Try it => Across the entries that follow, tally every line holding the word "Mechanische" and reply with the count alone.

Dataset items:
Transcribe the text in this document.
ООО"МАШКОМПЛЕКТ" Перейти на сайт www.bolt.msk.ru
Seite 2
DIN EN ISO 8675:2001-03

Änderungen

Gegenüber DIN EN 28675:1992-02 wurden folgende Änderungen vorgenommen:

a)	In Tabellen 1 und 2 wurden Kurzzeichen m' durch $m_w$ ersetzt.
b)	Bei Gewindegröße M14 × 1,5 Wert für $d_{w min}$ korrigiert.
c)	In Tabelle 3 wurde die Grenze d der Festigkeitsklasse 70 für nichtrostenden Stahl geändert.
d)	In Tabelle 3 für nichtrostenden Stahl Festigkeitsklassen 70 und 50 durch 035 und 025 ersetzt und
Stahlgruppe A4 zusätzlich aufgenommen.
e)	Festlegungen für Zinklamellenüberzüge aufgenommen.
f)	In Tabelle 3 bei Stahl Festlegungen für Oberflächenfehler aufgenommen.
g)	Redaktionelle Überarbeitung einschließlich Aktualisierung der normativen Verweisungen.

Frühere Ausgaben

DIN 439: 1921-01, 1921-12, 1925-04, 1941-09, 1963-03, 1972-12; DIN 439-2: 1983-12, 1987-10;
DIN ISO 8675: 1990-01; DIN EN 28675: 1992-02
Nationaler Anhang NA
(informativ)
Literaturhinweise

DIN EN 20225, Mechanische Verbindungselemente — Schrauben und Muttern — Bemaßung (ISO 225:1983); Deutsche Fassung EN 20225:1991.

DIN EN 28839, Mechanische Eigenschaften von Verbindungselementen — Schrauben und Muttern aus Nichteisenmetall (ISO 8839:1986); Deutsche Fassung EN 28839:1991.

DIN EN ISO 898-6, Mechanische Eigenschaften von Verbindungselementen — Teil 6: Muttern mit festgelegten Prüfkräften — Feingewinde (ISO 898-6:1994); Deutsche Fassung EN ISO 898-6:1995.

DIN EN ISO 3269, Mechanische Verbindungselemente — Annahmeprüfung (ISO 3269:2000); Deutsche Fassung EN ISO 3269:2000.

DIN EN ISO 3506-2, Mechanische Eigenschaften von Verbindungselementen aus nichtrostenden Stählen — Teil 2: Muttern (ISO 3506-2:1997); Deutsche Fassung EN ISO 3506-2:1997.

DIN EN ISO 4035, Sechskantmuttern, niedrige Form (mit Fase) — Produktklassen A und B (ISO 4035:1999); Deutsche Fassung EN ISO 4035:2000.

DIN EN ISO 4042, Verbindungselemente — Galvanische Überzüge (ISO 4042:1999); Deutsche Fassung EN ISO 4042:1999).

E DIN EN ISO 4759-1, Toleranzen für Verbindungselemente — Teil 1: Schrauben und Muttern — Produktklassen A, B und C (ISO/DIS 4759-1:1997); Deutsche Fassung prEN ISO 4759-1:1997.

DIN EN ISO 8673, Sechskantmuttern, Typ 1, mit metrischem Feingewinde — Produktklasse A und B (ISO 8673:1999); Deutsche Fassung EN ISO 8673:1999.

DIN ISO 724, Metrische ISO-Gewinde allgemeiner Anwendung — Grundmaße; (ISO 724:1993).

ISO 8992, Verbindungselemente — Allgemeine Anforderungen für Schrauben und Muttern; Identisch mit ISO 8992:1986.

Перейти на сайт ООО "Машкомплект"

Answer below => 5